== Goal ==
Look through the lines below and extract each one that contains "global".

== Exercise inputs ==
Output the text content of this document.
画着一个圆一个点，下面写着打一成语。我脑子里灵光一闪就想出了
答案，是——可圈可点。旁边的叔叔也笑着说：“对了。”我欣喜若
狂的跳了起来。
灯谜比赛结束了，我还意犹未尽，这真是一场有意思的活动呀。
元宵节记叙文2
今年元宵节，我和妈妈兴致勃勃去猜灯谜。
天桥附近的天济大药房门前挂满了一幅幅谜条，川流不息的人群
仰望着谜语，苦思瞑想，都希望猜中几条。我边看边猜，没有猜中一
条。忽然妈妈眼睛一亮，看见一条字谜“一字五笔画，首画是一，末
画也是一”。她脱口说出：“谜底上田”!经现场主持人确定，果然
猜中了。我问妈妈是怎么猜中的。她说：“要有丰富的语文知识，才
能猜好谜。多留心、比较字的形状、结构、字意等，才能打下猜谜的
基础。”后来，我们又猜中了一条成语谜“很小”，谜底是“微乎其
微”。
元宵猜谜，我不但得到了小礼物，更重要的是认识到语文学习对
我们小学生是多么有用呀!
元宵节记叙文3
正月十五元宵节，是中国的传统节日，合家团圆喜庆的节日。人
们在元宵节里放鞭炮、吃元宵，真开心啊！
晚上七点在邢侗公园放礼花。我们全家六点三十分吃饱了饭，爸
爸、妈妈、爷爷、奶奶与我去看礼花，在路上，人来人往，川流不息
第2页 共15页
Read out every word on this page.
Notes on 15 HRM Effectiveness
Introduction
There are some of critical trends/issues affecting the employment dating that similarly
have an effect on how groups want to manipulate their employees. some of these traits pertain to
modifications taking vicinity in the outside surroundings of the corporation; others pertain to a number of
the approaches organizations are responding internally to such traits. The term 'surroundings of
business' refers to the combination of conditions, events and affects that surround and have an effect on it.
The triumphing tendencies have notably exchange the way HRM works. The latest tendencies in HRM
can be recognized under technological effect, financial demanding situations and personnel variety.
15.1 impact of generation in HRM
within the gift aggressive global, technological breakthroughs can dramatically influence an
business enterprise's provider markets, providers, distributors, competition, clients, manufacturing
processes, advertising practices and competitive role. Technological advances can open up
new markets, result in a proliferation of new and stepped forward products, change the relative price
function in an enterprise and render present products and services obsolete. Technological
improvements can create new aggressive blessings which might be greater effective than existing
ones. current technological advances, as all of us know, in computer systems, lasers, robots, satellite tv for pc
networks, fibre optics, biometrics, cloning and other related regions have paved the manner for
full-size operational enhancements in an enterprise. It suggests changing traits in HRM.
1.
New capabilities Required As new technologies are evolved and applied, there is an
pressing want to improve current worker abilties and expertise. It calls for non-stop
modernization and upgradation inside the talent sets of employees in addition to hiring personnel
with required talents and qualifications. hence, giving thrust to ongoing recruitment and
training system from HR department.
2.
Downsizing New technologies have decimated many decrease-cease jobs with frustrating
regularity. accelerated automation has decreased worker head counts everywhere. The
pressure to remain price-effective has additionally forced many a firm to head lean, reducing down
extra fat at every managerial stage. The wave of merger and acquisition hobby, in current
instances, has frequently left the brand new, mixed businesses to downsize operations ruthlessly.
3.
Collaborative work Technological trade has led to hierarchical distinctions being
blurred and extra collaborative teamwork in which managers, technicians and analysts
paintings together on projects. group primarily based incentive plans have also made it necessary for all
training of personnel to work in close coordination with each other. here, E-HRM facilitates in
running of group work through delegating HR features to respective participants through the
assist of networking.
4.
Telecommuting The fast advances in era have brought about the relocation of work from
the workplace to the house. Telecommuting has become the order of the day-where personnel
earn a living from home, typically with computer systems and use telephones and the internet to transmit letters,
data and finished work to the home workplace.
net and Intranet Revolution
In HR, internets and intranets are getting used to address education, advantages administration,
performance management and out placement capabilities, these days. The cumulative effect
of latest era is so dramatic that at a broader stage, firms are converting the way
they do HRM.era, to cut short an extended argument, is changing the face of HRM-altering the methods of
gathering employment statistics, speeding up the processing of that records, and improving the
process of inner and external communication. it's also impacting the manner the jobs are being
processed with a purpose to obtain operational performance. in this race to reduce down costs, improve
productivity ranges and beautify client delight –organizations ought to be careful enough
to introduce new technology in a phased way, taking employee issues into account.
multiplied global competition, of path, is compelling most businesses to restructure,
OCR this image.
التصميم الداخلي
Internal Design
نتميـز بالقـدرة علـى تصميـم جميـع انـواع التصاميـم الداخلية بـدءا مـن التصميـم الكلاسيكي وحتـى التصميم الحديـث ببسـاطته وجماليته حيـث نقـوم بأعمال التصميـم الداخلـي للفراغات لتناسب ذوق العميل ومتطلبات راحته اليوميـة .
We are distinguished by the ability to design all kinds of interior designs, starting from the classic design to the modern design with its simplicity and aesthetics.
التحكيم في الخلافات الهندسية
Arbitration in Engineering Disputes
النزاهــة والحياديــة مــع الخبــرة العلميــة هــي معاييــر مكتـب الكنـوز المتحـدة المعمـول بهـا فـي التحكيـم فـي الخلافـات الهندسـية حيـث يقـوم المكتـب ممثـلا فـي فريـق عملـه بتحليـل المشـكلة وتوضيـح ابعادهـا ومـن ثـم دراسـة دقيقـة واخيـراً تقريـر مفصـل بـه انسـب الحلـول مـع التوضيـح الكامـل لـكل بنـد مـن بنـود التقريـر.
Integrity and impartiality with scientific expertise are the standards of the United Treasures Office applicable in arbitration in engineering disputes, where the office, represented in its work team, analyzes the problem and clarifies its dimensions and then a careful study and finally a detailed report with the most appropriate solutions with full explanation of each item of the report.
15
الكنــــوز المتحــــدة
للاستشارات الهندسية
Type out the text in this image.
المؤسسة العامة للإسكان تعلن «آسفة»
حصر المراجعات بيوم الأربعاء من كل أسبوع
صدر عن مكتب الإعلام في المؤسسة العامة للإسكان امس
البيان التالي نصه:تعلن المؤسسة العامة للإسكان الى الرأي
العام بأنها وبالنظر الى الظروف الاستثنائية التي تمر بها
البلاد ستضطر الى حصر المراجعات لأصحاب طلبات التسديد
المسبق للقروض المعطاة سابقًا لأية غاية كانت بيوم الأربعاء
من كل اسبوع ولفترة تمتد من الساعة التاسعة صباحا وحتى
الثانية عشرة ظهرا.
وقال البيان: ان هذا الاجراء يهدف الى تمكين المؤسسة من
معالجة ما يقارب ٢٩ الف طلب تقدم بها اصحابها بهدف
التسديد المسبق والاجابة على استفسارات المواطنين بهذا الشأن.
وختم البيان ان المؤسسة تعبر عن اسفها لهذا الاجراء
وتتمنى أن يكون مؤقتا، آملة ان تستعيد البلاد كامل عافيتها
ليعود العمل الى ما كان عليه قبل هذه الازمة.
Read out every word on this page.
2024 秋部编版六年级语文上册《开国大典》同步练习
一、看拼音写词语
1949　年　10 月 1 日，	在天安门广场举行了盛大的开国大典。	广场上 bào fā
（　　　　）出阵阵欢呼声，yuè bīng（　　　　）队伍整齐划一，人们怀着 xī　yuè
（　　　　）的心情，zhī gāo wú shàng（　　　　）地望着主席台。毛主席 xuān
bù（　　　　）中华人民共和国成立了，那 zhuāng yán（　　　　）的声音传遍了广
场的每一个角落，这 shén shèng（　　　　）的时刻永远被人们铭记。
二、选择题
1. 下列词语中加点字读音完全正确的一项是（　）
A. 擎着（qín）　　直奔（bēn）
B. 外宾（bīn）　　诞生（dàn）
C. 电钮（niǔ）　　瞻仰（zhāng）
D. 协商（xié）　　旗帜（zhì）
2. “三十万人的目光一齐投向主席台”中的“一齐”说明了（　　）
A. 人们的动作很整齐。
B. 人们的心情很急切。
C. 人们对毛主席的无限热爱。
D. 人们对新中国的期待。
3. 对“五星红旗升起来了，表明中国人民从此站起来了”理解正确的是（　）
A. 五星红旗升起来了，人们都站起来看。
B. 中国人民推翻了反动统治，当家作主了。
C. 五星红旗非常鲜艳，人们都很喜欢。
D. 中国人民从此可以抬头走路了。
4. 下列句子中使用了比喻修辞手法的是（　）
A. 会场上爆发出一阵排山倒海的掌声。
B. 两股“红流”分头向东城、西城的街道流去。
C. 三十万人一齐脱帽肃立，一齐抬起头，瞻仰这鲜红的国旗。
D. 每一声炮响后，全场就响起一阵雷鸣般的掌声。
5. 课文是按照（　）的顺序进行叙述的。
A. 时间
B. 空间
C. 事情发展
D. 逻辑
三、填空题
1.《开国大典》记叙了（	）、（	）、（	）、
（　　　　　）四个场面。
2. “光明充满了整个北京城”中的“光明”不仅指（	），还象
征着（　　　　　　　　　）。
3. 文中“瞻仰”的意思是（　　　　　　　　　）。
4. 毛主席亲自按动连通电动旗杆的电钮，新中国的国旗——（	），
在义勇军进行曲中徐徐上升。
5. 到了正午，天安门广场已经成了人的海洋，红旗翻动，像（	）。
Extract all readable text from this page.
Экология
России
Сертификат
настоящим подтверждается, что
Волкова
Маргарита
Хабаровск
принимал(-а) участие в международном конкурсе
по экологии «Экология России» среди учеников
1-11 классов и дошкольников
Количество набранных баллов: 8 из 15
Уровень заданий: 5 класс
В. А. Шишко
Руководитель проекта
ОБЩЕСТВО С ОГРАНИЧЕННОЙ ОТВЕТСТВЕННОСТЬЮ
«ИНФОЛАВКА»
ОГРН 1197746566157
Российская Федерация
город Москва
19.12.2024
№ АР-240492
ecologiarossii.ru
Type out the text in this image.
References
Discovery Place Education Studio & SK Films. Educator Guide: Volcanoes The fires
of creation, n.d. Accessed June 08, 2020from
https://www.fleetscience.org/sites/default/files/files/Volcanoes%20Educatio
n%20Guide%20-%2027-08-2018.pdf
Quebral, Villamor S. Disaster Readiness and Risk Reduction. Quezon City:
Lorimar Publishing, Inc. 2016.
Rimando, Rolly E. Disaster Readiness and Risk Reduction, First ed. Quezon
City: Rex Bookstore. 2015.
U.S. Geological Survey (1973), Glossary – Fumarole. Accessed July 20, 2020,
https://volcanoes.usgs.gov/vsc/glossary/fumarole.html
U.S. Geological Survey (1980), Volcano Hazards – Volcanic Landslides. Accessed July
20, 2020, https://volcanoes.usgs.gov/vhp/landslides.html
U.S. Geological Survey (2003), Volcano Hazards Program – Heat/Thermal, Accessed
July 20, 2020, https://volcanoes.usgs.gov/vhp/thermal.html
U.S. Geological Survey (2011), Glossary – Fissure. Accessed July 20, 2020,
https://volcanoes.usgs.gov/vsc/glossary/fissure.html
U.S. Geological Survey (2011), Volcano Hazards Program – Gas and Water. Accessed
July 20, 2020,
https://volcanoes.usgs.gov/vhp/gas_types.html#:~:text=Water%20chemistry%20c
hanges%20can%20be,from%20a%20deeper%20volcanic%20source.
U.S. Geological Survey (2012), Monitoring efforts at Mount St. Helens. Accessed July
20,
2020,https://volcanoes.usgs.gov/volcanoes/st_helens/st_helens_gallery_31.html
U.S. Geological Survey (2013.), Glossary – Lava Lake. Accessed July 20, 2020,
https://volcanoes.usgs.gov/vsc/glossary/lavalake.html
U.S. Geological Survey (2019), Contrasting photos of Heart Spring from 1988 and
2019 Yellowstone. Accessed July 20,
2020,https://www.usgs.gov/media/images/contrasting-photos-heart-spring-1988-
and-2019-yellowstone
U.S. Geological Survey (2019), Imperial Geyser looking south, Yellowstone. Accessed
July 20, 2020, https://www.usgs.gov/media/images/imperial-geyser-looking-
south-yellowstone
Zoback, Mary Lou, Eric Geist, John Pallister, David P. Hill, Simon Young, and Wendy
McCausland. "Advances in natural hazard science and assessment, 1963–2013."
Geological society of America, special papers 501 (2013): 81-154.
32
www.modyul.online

== Answer to the task ==
within the gift aggressive global, technological breakthroughs can dramatically influence an
multiplied global competition, of path, is compelling most businesses to restructure,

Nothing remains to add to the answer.